**Given exercise**
Answer these from the climate repentance text below, one line each:
(a) Which group is named under the heading "From Principles to Application"?
(b) What do the bullet points after the 10 principles offer?
(c) Which practices is periodic cessation from activity likened to?

10 Spiritual Principles for Climate Repentance

From Principles to Application

The Elijah Board of World Religious Leaders

The 10 principles are followed by bullet points that offer suggestions for practical consequences and applications.

God and the world – the Nature of Being

  1. Creation is not our possession. The human person must recognize this and find his/her rightful place in relation to this fundamental fact. For some of us, this leads to a sense of gratitude for God’s gifts and for the gift of life itself, wherein humanity takes its rightful place as partner and co-creator, in advancing the life of all creation. For others,, creation itself is sacred.
    Therefore: We recognize human responsibility to love and protect nature.

● Many of our liturgies lead us to this recognition. Use prayer and meditation as means of recollecting this fundamental truth.
● There are existing rituals in all religious traditions that give expression to this recognition. Periodic cessation from activity, in a manner similar to Sabbath or Jubilee practices, helps reorient our vision.

**Dataset extract**
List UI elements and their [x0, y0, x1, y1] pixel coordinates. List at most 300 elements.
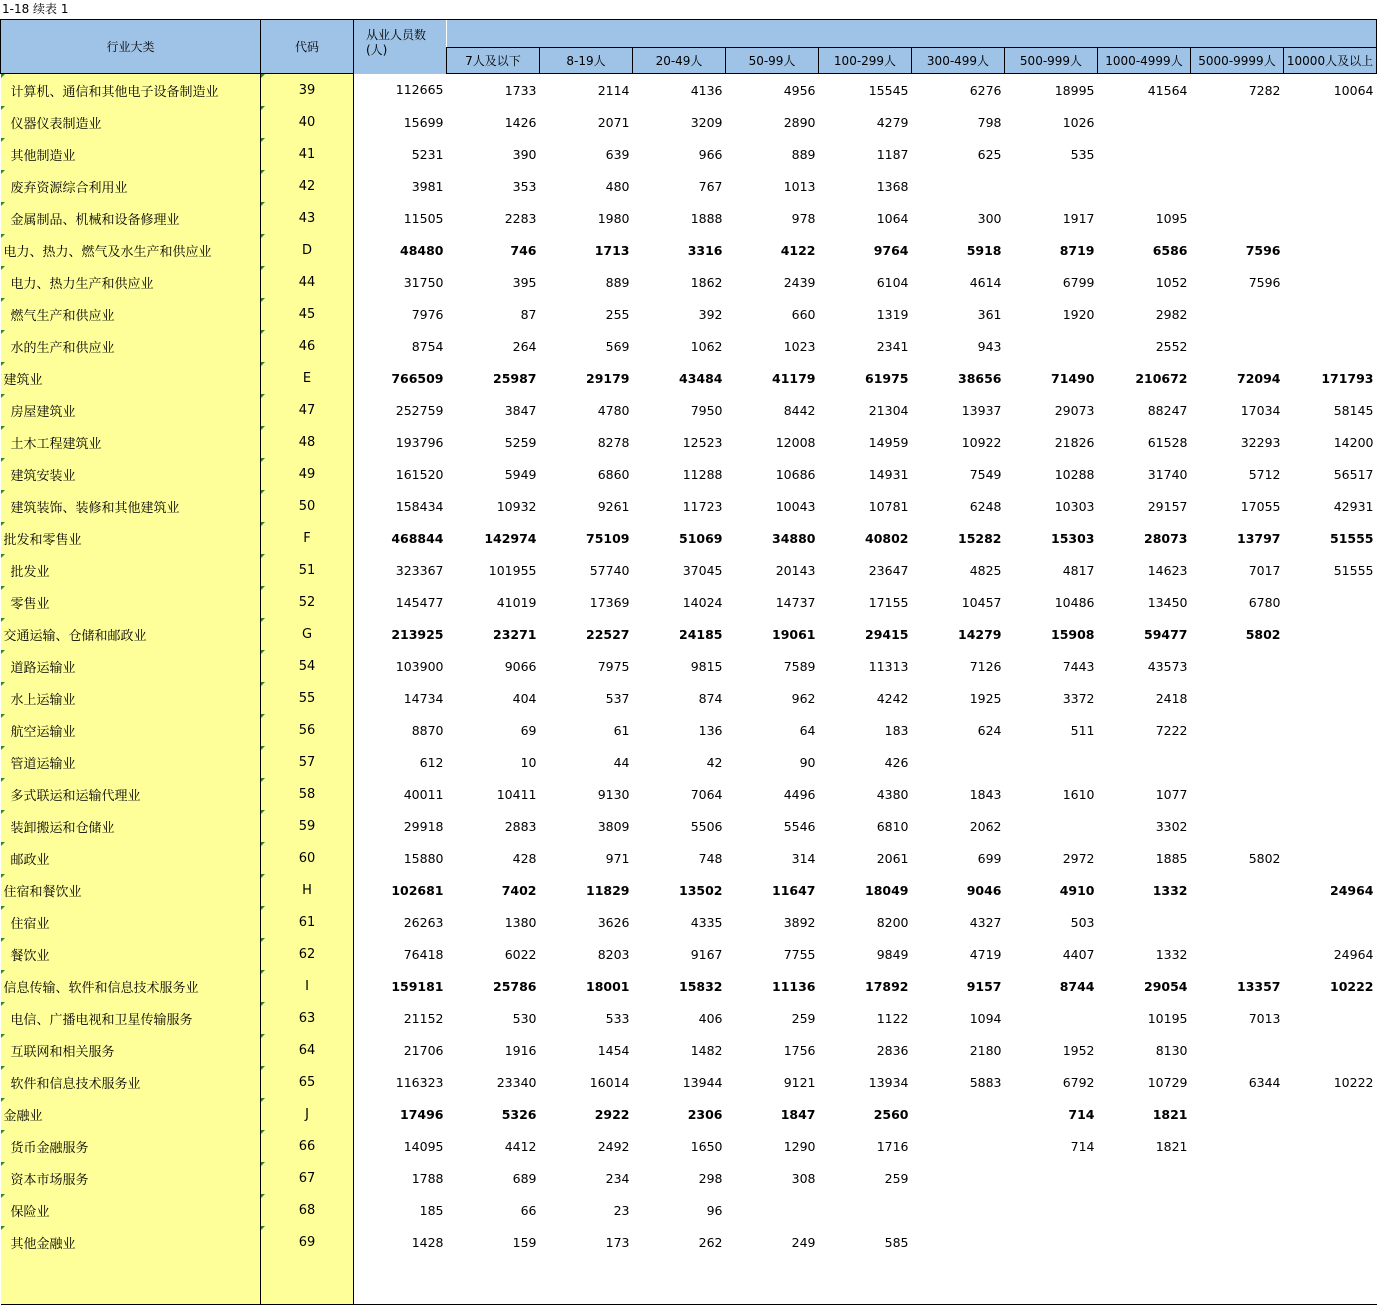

**Task answer**
(a) The Elijah Board of World Religious Leaders
(b) Suggestions for practical consequences and applications
(c) Sabbath or Jubilee practices